# [Given problem]
Every line of the material below should be repeated exactly.

# [Rows]
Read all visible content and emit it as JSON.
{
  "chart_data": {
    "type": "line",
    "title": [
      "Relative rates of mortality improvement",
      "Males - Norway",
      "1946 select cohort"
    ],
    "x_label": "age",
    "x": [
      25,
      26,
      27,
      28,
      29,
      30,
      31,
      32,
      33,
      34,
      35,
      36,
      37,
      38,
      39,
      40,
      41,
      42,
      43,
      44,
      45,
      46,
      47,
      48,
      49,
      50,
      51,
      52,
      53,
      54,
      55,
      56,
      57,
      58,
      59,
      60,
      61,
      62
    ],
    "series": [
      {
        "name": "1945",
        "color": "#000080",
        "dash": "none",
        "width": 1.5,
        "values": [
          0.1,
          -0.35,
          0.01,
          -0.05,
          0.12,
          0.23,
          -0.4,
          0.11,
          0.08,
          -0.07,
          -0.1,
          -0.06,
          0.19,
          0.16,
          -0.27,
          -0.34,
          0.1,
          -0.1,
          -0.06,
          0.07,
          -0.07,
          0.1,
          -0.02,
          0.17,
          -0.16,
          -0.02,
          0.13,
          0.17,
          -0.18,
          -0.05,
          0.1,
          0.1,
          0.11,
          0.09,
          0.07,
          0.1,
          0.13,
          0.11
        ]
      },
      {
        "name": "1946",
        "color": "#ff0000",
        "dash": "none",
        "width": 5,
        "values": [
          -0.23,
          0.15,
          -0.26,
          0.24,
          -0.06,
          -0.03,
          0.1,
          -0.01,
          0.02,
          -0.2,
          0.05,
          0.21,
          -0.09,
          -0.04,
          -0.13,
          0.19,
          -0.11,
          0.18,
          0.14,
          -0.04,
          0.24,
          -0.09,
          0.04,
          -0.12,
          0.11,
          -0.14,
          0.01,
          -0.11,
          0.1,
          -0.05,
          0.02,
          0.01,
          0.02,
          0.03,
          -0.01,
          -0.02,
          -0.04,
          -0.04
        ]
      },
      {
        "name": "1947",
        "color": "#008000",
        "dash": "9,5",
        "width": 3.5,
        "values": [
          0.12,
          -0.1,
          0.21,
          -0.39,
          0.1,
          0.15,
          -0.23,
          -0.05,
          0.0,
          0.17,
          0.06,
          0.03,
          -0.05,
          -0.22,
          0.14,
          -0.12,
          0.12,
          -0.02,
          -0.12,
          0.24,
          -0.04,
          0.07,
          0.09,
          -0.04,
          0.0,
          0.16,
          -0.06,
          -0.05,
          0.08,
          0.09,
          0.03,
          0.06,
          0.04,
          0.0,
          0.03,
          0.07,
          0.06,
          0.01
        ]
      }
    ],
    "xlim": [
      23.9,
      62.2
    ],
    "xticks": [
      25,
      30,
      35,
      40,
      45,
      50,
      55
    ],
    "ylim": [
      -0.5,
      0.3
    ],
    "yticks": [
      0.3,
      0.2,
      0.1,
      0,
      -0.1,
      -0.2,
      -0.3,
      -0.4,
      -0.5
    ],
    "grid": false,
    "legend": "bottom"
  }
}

# [Reply]
Read all visible content and emit it as JSON.
{
  "chart_data": {
    "type": "line",
    "title": [
      "Relative rates of mortality improvement",
      "Males - Norway",
      "1946 select cohort"
    ],
    "x_label": "age",
    "x": [
      25,
      26,
      27,
      28,
      29,
      30,
      31,
      32,
      33,
      34,
      35,
      36,
      37,
      38,
      39,
      40,
      41,
      42,
      43,
      44,
      45,
      46,
      47,
      48,
      49,
      50,
      51,
      52,
      53,
      54,
      55,
      56,
      57,
      58,
      59,
      60,
      61,
      62
    ],
    "series": [
      {
        "name": "1945",
        "color": "#000080",
        "dash": "none",
        "width": 1.5,
        "values": [
          0.1,
          -0.35,
          0.01,
          -0.05,
          0.12,
          0.23,
          -0.4,
          0.11,
          0.08,
          -0.07,
          -0.1,
          -0.06,
          0.19,
          0.16,
          -0.27,
          -0.34,
          0.1,
          -0.1,
          -0.06,
          0.07,
          -0.07,
          0.1,
          -0.02,
          0.17,
          -0.16,
          -0.02,
          0.13,
          0.17,
          -0.18,
          -0.05,
          0.1,
          0.1,
          0.11,
          0.09,
          0.07,
          0.1,
          0.13,
          0.11
        ]
      },
      {
        "name": "1946",
        "color": "#ff0000",
        "dash": "none",
        "width": 5,
        "values": [
          -0.23,
          0.15,
          -0.26,
          0.24,
          -0.06,
          -0.03,
          0.1,
          -0.01,
          0.02,
          -0.2,
          0.05,
          0.21,
          -0.09,
          -0.04,
          -0.13,
          0.19,
          -0.11,
          0.18,
          0.14,
          -0.04,
          0.24,
          -0.09,
          0.04,
          -0.12,
          0.11,
          -0.14,
          0.01,
          -0.11,
          0.1,
          -0.05,
          0.02,
          0.01,
          0.02,
          0.03,
          -0.01,
          -0.02,
          -0.04,
          -0.04
        ]
      },
      {
        "name": "1947",
        "color": "#008000",
        "dash": "9,5",
        "width": 3.5,
        "values": [
          0.12,
          -0.1,
          0.21,
          -0.39,
          0.1,
          0.15,
          -0.23,
          -0.05,
          0.0,
          0.17,
          0.06,
          0.03,
          -0.05,
          -0.22,
          0.14,
          -0.12,
          0.12,
          -0.02,
          -0.12,
          0.24,
          -0.04,
          0.07,
          0.09,
          -0.04,
          0.0,
          0.16,
          -0.06,
          -0.05,
          0.08,
          0.09,
          0.03,
          0.06,
          0.04,
          0.0,
          0.03,
          0.07,
          0.06,
          0.01
        ]
      }
    ],
    "xlim": [
      23.9,
      62.2
    ],
    "xticks": [
      25,
      30,
      35,
      40,
      45,
      50,
      55
    ],
    "ylim": [
      -0.5,
      0.3
    ],
    "yticks": [
      0.3,
      0.2,
      0.1,
      0,
      -0.1,
      -0.2,
      -0.3,
      -0.4,
      -0.5
    ],
    "grid": false,
    "legend": "bottom"
  }
}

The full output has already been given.